- DIRECTIONS FOR THIS TASK: Wherever the word "Rathje" appears in a line, copy that line.

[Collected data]
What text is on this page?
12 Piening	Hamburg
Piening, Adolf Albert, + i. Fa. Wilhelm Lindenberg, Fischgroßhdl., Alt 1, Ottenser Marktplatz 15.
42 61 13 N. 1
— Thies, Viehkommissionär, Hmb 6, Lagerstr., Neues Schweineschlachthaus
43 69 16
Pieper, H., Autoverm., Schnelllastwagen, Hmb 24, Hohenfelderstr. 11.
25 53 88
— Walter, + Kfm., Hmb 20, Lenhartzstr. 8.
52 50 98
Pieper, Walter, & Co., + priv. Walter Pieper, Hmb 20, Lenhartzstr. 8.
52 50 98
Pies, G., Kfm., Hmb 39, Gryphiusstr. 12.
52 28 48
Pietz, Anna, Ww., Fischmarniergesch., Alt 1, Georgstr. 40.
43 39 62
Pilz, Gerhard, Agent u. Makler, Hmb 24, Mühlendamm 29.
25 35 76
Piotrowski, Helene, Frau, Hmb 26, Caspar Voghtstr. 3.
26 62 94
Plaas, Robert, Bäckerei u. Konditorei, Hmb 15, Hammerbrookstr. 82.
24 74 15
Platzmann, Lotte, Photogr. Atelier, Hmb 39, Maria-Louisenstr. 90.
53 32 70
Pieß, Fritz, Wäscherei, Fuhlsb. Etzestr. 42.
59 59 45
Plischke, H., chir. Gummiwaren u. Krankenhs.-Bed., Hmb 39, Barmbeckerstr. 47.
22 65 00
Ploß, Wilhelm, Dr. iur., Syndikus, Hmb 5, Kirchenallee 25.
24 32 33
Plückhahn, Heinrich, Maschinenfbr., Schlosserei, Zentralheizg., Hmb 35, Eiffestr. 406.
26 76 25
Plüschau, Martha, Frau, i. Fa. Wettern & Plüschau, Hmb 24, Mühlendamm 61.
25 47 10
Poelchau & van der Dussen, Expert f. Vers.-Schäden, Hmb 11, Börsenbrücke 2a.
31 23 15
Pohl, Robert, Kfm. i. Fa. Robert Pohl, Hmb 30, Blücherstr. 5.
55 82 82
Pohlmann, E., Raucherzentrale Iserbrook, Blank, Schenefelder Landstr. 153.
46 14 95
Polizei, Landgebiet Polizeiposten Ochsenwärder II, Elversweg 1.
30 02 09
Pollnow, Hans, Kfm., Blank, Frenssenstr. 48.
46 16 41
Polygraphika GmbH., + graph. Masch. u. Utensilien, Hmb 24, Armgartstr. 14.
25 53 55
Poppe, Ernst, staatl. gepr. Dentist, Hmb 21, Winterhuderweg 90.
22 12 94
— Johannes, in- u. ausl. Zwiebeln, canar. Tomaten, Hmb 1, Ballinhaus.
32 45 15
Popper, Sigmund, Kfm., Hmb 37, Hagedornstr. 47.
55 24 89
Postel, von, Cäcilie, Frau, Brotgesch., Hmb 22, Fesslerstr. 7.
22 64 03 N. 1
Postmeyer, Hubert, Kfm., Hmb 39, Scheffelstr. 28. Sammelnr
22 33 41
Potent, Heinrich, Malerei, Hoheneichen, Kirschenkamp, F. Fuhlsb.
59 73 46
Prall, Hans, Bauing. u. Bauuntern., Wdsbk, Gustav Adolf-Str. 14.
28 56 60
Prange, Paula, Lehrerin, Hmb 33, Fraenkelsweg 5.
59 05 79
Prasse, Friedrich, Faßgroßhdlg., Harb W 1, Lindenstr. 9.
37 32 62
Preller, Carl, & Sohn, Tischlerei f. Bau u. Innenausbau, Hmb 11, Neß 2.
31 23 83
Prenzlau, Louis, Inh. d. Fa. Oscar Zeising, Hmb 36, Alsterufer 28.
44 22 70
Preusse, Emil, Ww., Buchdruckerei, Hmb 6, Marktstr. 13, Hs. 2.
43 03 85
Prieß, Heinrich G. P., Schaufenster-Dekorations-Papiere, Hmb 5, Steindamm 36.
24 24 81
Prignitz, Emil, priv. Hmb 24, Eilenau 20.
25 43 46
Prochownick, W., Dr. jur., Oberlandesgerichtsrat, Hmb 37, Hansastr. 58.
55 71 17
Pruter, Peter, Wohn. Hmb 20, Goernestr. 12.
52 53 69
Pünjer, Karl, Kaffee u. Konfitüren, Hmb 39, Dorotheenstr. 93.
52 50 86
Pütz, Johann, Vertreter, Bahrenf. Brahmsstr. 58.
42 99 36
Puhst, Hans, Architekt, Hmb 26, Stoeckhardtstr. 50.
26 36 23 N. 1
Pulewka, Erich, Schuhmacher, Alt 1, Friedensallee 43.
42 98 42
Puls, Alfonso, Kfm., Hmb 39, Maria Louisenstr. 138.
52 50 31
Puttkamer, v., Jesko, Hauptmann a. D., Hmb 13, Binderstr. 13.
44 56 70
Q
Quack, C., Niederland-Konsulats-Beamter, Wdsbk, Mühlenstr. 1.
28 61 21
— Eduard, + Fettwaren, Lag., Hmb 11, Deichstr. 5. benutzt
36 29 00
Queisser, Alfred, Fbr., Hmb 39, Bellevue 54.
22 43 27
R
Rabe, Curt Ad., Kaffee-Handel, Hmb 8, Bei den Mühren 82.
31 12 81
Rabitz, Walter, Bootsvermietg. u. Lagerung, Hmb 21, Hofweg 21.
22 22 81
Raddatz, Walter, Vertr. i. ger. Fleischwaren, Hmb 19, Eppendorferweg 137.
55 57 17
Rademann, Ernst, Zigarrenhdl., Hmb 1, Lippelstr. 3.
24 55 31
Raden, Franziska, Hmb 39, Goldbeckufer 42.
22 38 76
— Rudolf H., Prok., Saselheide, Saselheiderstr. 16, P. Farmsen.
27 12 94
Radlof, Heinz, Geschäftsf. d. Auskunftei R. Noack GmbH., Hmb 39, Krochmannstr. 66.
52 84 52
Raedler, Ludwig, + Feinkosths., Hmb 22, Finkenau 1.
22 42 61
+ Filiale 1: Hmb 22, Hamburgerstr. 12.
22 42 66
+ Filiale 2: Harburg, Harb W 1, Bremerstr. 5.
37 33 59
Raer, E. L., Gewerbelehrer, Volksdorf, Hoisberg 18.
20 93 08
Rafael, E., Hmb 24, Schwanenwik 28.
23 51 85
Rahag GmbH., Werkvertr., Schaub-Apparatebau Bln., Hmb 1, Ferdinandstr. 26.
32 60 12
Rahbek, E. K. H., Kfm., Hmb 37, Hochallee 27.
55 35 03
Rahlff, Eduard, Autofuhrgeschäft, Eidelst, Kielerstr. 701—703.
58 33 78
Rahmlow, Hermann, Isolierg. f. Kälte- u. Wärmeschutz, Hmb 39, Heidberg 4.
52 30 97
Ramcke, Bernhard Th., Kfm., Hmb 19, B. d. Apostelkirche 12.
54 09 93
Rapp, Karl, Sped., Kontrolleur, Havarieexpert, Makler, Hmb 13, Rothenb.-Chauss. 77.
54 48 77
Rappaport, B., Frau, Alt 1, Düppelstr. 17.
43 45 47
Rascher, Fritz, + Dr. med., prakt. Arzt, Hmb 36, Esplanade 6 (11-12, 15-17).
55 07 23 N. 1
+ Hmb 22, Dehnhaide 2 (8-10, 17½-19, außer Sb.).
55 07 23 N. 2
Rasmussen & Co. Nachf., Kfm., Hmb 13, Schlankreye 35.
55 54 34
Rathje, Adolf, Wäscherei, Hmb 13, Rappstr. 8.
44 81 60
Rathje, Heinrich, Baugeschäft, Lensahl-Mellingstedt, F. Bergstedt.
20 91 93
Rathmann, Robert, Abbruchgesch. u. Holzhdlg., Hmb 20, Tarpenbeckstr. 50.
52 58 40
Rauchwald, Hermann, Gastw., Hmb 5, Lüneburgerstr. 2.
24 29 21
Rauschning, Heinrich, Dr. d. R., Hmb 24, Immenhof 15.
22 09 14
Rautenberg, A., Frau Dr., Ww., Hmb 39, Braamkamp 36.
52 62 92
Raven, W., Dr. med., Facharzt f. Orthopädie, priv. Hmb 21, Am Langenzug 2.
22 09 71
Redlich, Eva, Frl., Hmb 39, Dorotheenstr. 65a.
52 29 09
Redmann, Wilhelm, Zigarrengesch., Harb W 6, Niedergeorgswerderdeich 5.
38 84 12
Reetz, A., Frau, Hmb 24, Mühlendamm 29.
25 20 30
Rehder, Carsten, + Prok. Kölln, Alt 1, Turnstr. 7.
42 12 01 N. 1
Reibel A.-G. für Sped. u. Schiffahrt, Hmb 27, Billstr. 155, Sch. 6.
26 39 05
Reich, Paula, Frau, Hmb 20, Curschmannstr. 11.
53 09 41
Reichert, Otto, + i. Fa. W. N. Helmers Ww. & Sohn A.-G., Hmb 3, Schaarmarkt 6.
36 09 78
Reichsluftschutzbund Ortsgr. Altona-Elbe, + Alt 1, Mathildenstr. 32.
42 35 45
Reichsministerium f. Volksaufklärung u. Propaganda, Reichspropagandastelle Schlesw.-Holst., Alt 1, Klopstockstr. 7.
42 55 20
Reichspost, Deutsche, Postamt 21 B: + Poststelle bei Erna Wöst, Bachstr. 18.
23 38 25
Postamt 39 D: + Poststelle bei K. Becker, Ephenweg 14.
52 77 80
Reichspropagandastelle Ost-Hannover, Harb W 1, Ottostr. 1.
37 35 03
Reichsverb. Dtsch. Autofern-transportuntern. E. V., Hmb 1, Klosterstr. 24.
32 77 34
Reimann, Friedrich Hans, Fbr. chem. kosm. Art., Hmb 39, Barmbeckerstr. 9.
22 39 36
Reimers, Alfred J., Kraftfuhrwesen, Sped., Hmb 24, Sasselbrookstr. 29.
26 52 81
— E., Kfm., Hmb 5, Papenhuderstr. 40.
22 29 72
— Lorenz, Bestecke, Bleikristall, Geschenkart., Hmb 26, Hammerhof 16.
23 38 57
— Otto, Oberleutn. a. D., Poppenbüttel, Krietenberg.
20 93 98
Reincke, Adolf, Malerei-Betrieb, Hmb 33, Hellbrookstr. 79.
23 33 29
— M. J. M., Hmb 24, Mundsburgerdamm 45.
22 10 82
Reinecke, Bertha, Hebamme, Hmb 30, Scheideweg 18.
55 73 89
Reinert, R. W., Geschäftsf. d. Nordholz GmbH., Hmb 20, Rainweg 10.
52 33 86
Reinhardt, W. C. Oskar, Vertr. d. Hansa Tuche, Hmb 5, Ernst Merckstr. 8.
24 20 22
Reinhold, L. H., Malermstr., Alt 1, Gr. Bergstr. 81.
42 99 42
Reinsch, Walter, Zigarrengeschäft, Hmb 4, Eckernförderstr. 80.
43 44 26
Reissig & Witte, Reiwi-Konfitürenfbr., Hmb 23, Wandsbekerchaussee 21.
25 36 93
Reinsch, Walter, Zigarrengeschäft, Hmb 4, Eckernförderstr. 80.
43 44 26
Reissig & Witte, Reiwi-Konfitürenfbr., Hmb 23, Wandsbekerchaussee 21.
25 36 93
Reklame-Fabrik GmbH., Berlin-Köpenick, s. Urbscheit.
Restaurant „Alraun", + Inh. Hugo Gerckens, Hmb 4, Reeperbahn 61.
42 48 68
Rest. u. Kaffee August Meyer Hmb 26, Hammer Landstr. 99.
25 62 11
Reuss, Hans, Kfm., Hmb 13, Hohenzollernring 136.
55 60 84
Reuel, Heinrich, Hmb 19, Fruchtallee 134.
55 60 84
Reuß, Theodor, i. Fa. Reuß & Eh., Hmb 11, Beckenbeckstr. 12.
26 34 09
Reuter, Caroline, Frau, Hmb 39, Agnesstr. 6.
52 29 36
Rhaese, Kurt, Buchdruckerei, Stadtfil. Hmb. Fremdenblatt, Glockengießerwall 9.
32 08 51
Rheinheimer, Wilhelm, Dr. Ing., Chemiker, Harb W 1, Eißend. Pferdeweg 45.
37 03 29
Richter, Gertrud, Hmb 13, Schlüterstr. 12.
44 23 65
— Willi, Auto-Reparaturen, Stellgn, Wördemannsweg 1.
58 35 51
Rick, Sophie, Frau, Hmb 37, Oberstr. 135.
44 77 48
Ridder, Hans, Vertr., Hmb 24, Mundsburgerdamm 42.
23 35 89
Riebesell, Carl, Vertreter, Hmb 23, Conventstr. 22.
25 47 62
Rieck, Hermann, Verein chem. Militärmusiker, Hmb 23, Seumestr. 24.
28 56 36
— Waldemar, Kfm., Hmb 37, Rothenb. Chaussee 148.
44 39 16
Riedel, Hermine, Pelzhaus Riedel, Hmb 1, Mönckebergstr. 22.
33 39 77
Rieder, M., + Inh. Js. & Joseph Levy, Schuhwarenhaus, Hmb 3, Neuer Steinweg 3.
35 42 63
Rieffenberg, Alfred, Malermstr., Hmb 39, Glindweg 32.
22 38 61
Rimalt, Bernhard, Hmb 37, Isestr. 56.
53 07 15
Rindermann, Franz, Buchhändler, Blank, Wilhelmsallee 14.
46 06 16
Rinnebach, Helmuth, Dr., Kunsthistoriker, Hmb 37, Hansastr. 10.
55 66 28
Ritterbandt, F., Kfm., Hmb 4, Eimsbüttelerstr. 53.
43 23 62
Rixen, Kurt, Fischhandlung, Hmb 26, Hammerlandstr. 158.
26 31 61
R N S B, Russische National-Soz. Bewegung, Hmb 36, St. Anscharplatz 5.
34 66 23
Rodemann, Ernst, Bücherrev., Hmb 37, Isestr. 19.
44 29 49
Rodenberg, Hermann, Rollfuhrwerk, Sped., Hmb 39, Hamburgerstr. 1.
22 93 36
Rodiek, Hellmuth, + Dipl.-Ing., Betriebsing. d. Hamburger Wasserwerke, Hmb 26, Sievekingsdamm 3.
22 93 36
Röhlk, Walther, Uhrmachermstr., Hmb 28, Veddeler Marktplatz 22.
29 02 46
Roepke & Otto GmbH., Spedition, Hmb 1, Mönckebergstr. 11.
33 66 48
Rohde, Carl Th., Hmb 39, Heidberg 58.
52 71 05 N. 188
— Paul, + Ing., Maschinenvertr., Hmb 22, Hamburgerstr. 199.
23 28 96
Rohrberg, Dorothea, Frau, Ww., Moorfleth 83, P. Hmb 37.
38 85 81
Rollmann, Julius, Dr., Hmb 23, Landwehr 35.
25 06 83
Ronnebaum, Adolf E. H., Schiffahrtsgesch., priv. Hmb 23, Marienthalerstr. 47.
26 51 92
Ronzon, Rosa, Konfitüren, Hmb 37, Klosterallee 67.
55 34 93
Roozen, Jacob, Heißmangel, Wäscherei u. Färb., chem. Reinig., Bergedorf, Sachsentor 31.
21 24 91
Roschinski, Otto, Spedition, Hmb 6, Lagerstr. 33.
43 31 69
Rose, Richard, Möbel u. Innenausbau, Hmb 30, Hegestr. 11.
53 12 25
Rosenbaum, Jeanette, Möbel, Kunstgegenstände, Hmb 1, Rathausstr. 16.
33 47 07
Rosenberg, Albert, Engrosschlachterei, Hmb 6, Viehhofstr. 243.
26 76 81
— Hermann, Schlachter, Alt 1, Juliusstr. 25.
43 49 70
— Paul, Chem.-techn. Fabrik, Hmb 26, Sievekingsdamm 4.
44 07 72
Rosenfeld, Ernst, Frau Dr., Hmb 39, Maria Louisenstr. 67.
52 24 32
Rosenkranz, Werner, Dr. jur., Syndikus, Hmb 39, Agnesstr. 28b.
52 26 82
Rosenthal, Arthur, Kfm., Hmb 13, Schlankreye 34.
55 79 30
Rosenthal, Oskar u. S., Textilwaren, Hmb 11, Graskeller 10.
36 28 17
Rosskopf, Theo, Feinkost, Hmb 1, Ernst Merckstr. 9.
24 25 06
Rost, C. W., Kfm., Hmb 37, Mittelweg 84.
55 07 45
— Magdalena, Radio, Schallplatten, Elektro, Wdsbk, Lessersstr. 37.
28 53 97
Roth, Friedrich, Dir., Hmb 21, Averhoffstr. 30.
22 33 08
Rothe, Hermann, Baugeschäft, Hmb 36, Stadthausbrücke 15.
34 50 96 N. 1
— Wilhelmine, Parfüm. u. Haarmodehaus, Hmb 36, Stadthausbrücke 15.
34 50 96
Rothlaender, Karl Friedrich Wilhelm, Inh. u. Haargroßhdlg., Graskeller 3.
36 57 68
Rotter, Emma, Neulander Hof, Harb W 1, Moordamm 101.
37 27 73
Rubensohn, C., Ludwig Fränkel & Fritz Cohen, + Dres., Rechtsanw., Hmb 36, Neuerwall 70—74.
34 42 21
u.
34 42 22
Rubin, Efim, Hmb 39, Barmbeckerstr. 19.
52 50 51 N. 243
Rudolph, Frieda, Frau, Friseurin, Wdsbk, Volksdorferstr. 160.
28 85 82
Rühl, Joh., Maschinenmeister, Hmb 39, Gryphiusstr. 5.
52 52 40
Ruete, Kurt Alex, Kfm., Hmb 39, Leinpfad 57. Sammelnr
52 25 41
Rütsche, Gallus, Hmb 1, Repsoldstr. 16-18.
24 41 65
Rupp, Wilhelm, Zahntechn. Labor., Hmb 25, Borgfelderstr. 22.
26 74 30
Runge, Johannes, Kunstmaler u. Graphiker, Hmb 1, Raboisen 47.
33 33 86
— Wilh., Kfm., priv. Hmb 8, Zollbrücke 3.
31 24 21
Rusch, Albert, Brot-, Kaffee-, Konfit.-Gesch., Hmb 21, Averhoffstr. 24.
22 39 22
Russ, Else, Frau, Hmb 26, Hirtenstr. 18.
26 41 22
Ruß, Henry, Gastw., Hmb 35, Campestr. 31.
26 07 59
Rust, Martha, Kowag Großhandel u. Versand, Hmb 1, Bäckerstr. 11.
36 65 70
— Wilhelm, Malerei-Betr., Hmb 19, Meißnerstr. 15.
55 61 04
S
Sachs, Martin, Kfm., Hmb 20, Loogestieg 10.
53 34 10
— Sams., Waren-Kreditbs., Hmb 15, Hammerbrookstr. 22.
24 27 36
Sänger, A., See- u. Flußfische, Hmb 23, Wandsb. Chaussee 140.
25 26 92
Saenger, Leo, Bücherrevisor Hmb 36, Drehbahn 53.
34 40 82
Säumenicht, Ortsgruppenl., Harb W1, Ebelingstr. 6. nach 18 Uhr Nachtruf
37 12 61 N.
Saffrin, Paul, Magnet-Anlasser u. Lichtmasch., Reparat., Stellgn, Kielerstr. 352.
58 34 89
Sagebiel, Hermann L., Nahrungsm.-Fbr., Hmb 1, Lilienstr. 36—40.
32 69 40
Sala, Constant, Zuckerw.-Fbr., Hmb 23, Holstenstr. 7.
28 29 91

- OUTPUT FOR THIS TASK:
Rathje, Adolf, Wäscherei, Hmb 13, Rappstr. 8.
Rathje, Heinrich, Baugeschäft, Lensahl-Mellingstedt, F. Bergstedt.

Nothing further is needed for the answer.